*** EXTRACTED RECORDS
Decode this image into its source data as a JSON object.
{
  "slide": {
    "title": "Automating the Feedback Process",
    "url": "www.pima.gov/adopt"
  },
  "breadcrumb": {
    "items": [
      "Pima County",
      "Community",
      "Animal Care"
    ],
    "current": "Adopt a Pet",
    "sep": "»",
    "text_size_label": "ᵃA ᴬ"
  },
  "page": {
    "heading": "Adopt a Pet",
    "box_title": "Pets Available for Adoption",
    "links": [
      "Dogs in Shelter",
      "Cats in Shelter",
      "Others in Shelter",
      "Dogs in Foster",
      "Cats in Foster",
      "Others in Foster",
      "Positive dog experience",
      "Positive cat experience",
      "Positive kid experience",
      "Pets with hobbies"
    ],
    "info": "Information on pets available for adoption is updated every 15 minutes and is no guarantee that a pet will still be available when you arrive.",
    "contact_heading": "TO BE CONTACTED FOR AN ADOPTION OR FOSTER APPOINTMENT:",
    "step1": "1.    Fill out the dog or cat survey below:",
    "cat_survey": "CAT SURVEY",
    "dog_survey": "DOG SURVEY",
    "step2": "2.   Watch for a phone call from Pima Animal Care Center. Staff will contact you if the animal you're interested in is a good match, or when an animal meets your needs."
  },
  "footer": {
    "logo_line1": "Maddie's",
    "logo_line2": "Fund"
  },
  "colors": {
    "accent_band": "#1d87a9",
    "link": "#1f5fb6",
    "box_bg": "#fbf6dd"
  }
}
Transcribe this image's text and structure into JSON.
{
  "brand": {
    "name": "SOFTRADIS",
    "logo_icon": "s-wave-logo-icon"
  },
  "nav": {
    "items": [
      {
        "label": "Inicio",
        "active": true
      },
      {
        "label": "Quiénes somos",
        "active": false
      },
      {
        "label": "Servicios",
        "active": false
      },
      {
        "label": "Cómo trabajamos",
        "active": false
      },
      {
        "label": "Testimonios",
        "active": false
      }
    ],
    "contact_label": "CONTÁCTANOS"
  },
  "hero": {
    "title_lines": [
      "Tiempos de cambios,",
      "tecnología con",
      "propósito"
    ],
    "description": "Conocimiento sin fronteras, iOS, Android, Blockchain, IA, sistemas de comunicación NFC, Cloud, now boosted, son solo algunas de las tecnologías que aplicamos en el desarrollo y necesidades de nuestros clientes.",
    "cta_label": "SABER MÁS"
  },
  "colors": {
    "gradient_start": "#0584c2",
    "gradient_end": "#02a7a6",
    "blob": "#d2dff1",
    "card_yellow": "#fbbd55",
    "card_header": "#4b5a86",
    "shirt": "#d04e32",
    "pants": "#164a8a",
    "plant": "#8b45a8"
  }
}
******
## TASK
Copy every record exactly, with nothing added or dropped.

## TASK ANSWER
Decode this image into its source data as a JSON object.
{
  "slide": {
    "title": "Automating the Feedback Process",
    "url": "www.pima.gov/adopt"
  },
  "breadcrumb": {
    "items": [
      "Pima County",
      "Community",
      "Animal Care"
    ],
    "current": "Adopt a Pet",
    "sep": "»",
    "text_size_label": "ᵃA ᴬ"
  },
  "page": {
    "heading": "Adopt a Pet",
    "box_title": "Pets Available for Adoption",
    "links": [
      "Dogs in Shelter",
      "Cats in Shelter",
      "Others in Shelter",
      "Dogs in Foster",
      "Cats in Foster",
      "Others in Foster",
      "Positive dog experience",
      "Positive cat experience",
      "Positive kid experience",
      "Pets with hobbies"
    ],
    "info": "Information on pets available for adoption is updated every 15 minutes and is no guarantee that a pet will still be available when you arrive.",
    "contact_heading": "TO BE CONTACTED FOR AN ADOPTION OR FOSTER APPOINTMENT:",
    "step1": "1.    Fill out the dog or cat survey below:",
    "cat_survey": "CAT SURVEY",
    "dog_survey": "DOG SURVEY",
    "step2": "2.   Watch for a phone call from Pima Animal Care Center. Staff will contact you if the animal you're interested in is a good match, or when an animal meets your needs."
  },
  "footer": {
    "logo_line1": "Maddie's",
    "logo_line2": "Fund"
  },
  "colors": {
    "accent_band": "#1d87a9",
    "link": "#1f5fb6",
    "box_bg": "#fbf6dd"
  }
}
Transcribe this image's text and structure into JSON.
{
  "brand": {
    "name": "SOFTRADIS",
    "logo_icon": "s-wave-logo-icon"
  },
  "nav": {
    "items": [
      {
        "label": "Inicio",
        "active": true
      },
      {
        "label": "Quiénes somos",
        "active": false
      },
      {
        "label": "Servicios",
        "active": false
      },
      {
        "label": "Cómo trabajamos",
        "active": false
      },
      {
        "label": "Testimonios",
        "active": false
      }
    ],
    "contact_label": "CONTÁCTANOS"
  },
  "hero": {
    "title_lines": [
      "Tiempos de cambios,",
      "tecnología con",
      "propósito"
    ],
    "description": "Conocimiento sin fronteras, iOS, Android, Blockchain, IA, sistemas de comunicación NFC, Cloud, now boosted, son solo algunas de las tecnologías que aplicamos en el desarrollo y necesidades de nuestros clientes.",
    "cta_label": "SABER MÁS"
  },
  "colors": {
    "gradient_start": "#0584c2",
    "gradient_end": "#02a7a6",
    "blob": "#d2dff1",
    "card_yellow": "#fbbd55",
    "card_header": "#4b5a86",
    "shirt": "#d04e32",
    "pants": "#164a8a",
    "plant": "#8b45a8"
  }
}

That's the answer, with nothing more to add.